INSTRUCTIONS FOR THE TASK -
When you answer, give every record back exactly as written.

Dataset entries on figures:
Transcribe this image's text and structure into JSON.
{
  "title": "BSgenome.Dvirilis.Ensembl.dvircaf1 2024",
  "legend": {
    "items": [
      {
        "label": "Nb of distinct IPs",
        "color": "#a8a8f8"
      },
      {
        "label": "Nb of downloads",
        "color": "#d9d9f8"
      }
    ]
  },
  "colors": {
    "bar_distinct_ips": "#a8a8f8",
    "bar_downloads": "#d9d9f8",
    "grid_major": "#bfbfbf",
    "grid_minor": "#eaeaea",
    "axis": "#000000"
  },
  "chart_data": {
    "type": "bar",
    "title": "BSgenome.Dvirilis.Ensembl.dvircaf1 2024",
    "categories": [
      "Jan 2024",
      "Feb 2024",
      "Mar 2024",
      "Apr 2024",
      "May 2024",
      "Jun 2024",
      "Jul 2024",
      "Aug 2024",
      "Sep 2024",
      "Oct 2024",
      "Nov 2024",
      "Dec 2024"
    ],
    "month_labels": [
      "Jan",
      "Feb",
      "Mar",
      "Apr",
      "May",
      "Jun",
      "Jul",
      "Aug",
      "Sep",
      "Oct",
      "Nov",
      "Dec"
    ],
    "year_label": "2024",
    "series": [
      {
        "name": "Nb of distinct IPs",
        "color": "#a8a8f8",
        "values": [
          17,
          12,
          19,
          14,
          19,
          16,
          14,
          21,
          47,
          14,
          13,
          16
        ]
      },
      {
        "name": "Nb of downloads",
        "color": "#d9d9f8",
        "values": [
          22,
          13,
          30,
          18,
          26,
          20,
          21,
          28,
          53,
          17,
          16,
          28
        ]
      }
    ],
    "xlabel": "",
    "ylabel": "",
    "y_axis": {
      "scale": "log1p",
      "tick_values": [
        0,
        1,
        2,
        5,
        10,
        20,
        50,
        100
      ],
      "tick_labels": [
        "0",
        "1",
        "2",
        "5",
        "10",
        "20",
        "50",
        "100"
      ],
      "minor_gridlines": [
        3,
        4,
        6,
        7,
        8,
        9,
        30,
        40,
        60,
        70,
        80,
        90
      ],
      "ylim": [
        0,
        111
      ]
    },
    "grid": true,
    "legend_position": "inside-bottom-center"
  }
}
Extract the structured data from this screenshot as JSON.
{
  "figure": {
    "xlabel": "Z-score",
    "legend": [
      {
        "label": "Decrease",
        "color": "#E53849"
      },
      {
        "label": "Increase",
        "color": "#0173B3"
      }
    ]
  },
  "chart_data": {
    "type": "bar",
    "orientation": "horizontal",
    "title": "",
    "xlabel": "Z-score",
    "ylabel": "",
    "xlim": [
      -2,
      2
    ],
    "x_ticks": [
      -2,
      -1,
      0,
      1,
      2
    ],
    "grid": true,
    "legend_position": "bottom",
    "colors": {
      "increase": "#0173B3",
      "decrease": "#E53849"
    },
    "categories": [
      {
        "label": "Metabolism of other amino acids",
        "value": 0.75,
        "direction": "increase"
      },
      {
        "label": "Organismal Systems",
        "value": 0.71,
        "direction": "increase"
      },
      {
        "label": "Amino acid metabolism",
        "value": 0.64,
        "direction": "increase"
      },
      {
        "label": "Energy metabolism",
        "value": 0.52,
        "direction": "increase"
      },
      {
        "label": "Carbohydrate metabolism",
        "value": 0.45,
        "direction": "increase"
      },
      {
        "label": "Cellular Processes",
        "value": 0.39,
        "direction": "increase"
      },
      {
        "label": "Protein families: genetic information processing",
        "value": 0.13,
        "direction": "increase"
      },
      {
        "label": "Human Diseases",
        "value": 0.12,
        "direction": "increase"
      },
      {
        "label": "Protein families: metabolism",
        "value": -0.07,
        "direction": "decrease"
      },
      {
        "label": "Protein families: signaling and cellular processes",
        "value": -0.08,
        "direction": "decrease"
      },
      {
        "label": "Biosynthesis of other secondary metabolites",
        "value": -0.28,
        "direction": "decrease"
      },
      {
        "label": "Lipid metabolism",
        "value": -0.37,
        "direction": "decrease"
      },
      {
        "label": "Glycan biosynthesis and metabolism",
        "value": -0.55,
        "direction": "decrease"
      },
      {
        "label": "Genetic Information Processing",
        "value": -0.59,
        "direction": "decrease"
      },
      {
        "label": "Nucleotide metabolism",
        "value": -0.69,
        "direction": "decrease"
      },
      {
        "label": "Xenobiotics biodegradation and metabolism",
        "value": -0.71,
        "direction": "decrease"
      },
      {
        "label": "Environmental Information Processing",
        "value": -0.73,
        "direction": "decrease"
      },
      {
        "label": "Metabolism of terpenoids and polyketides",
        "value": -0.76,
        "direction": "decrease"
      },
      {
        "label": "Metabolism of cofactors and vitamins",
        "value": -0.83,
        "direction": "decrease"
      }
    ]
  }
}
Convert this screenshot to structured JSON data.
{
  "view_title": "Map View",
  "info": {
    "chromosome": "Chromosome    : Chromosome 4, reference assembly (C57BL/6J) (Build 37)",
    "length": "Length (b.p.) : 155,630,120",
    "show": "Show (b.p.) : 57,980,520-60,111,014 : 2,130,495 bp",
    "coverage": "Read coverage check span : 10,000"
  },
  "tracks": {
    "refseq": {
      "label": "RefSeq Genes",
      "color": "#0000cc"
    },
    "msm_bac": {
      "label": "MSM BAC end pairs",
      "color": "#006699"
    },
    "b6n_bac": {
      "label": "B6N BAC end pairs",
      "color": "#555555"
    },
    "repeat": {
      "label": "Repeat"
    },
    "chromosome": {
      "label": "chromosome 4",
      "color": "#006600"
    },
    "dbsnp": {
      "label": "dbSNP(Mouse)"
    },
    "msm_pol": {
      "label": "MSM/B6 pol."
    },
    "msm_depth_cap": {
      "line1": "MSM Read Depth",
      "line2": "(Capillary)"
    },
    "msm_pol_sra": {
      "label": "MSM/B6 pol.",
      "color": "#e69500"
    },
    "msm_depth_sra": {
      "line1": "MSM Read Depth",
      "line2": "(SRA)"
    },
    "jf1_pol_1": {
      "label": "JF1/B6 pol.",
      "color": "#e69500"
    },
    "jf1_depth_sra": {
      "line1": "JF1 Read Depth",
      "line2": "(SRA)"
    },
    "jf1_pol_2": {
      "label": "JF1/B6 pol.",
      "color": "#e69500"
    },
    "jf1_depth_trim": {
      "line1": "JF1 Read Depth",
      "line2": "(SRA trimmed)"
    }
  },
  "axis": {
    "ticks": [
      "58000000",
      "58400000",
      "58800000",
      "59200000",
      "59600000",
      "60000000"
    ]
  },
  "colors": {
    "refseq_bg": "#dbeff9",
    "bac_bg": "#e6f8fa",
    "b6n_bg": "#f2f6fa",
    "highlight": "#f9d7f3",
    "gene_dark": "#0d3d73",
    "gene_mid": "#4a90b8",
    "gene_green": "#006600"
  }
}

SOLUTION FOR THIS TASK -
Transcribe this image's text and structure into JSON.
{
  "title": "BSgenome.Dvirilis.Ensembl.dvircaf1 2024",
  "legend": {
    "items": [
      {
        "label": "Nb of distinct IPs",
        "color": "#a8a8f8"
      },
      {
        "label": "Nb of downloads",
        "color": "#d9d9f8"
      }
    ]
  },
  "colors": {
    "bar_distinct_ips": "#a8a8f8",
    "bar_downloads": "#d9d9f8",
    "grid_major": "#bfbfbf",
    "grid_minor": "#eaeaea",
    "axis": "#000000"
  },
  "chart_data": {
    "type": "bar",
    "title": "BSgenome.Dvirilis.Ensembl.dvircaf1 2024",
    "categories": [
      "Jan 2024",
      "Feb 2024",
      "Mar 2024",
      "Apr 2024",
      "May 2024",
      "Jun 2024",
      "Jul 2024",
      "Aug 2024",
      "Sep 2024",
      "Oct 2024",
      "Nov 2024",
      "Dec 2024"
    ],
    "month_labels": [
      "Jan",
      "Feb",
      "Mar",
      "Apr",
      "May",
      "Jun",
      "Jul",
      "Aug",
      "Sep",
      "Oct",
      "Nov",
      "Dec"
    ],
    "year_label": "2024",
    "series": [
      {
        "name": "Nb of distinct IPs",
        "color": "#a8a8f8",
        "values": [
          17,
          12,
          19,
          14,
          19,
          16,
          14,
          21,
          47,
          14,
          13,
          16
        ]
      },
      {
        "name": "Nb of downloads",
        "color": "#d9d9f8",
        "values": [
          22,
          13,
          30,
          18,
          26,
          20,
          21,
          28,
          53,
          17,
          16,
          28
        ]
      }
    ],
    "xlabel": "",
    "ylabel": "",
    "y_axis": {
      "scale": "log1p",
      "tick_values": [
        0,
        1,
        2,
        5,
        10,
        20,
        50,
        100
      ],
      "tick_labels": [
        "0",
        "1",
        "2",
        "5",
        "10",
        "20",
        "50",
        "100"
      ],
      "minor_gridlines": [
        3,
        4,
        6,
        7,
        8,
        9,
        30,
        40,
        60,
        70,
        80,
        90
      ],
      "ylim": [
        0,
        111
      ]
    },
    "grid": true,
    "legend_position": "inside-bottom-center"
  }
}
Extract the structured data from this screenshot as JSON.
{
  "figure": {
    "xlabel": "Z-score",
    "legend": [
      {
        "label": "Decrease",
        "color": "#E53849"
      },
      {
        "label": "Increase",
        "color": "#0173B3"
      }
    ]
  },
  "chart_data": {
    "type": "bar",
    "orientation": "horizontal",
    "title": "",
    "xlabel": "Z-score",
    "ylabel": "",
    "xlim": [
      -2,
      2
    ],
    "x_ticks": [
      -2,
      -1,
      0,
      1,
      2
    ],
    "grid": true,
    "legend_position": "bottom",
    "colors": {
      "increase": "#0173B3",
      "decrease": "#E53849"
    },
    "categories": [
      {
        "label": "Metabolism of other amino acids",
        "value": 0.75,
        "direction": "increase"
      },
      {
        "label": "Organismal Systems",
        "value": 0.71,
        "direction": "increase"
      },
      {
        "label": "Amino acid metabolism",
        "value": 0.64,
        "direction": "increase"
      },
      {
        "label": "Energy metabolism",
        "value": 0.52,
        "direction": "increase"
      },
      {
        "label": "Carbohydrate metabolism",
        "value": 0.45,
        "direction": "increase"
      },
      {
        "label": "Cellular Processes",
        "value": 0.39,
        "direction": "increase"
      },
      {
        "label": "Protein families: genetic information processing",
        "value": 0.13,
        "direction": "increase"
      },
      {
        "label": "Human Diseases",
        "value": 0.12,
        "direction": "increase"
      },
      {
        "label": "Protein families: metabolism",
        "value": -0.07,
        "direction": "decrease"
      },
      {
        "label": "Protein families: signaling and cellular processes",
        "value": -0.08,
        "direction": "decrease"
      },
      {
        "label": "Biosynthesis of other secondary metabolites",
        "value": -0.28,
        "direction": "decrease"
      },
      {
        "label": "Lipid metabolism",
        "value": -0.37,
        "direction": "decrease"
      },
      {
        "label": "Glycan biosynthesis and metabolism",
        "value": -0.55,
        "direction": "decrease"
      },
      {
        "label": "Genetic Information Processing",
        "value": -0.59,
        "direction": "decrease"
      },
      {
        "label": "Nucleotide metabolism",
        "value": -0.69,
        "direction": "decrease"
      },
      {
        "label": "Xenobiotics biodegradation and metabolism",
        "value": -0.71,
        "direction": "decrease"
      },
      {
        "label": "Environmental Information Processing",
        "value": -0.73,
        "direction": "decrease"
      },
      {
        "label": "Metabolism of terpenoids and polyketides",
        "value": -0.76,
        "direction": "decrease"
      },
      {
        "label": "Metabolism of cofactors and vitamins",
        "value": -0.83,
        "direction": "decrease"
      }
    ]
  }
}
Convert this screenshot to structured JSON data.
{
  "view_title": "Map View",
  "info": {
    "chromosome": "Chromosome    : Chromosome 4, reference assembly (C57BL/6J) (Build 37)",
    "length": "Length (b.p.) : 155,630,120",
    "show": "Show (b.p.) : 57,980,520-60,111,014 : 2,130,495 bp",
    "coverage": "Read coverage check span : 10,000"
  },
  "tracks": {
    "refseq": {
      "label": "RefSeq Genes",
      "color": "#0000cc"
    },
    "msm_bac": {
      "label": "MSM BAC end pairs",
      "color": "#006699"
    },
    "b6n_bac": {
      "label": "B6N BAC end pairs",
      "color": "#555555"
    },
    "repeat": {
      "label": "Repeat"
    },
    "chromosome": {
      "label": "chromosome 4",
      "color": "#006600"
    },
    "dbsnp": {
      "label": "dbSNP(Mouse)"
    },
    "msm_pol": {
      "label": "MSM/B6 pol."
    },
    "msm_depth_cap": {
      "line1": "MSM Read Depth",
      "line2": "(Capillary)"
    },
    "msm_pol_sra": {
      "label": "MSM/B6 pol.",
      "color": "#e69500"
    },
    "msm_depth_sra": {
      "line1": "MSM Read Depth",
      "line2": "(SRA)"
    },
    "jf1_pol_1": {
      "label": "JF1/B6 pol.",
      "color": "#e69500"
    },
    "jf1_depth_sra": {
      "line1": "JF1 Read Depth",
      "line2": "(SRA)"
    },
    "jf1_pol_2": {
      "label": "JF1/B6 pol.",
      "color": "#e69500"
    },
    "jf1_depth_trim": {
      "line1": "JF1 Read Depth",
      "line2": "(SRA trimmed)"
    }
  },
  "axis": {
    "ticks": [
      "58000000",
      "58400000",
      "58800000",
      "59200000",
      "59600000",
      "60000000"
    ]
  },
  "colors": {
    "refseq_bg": "#dbeff9",
    "bac_bg": "#e6f8fa",
    "b6n_bg": "#f2f6fa",
    "highlight": "#f9d7f3",
    "gene_dark": "#0d3d73",
    "gene_mid": "#4a90b8",
    "gene_green": "#006600"
  }
}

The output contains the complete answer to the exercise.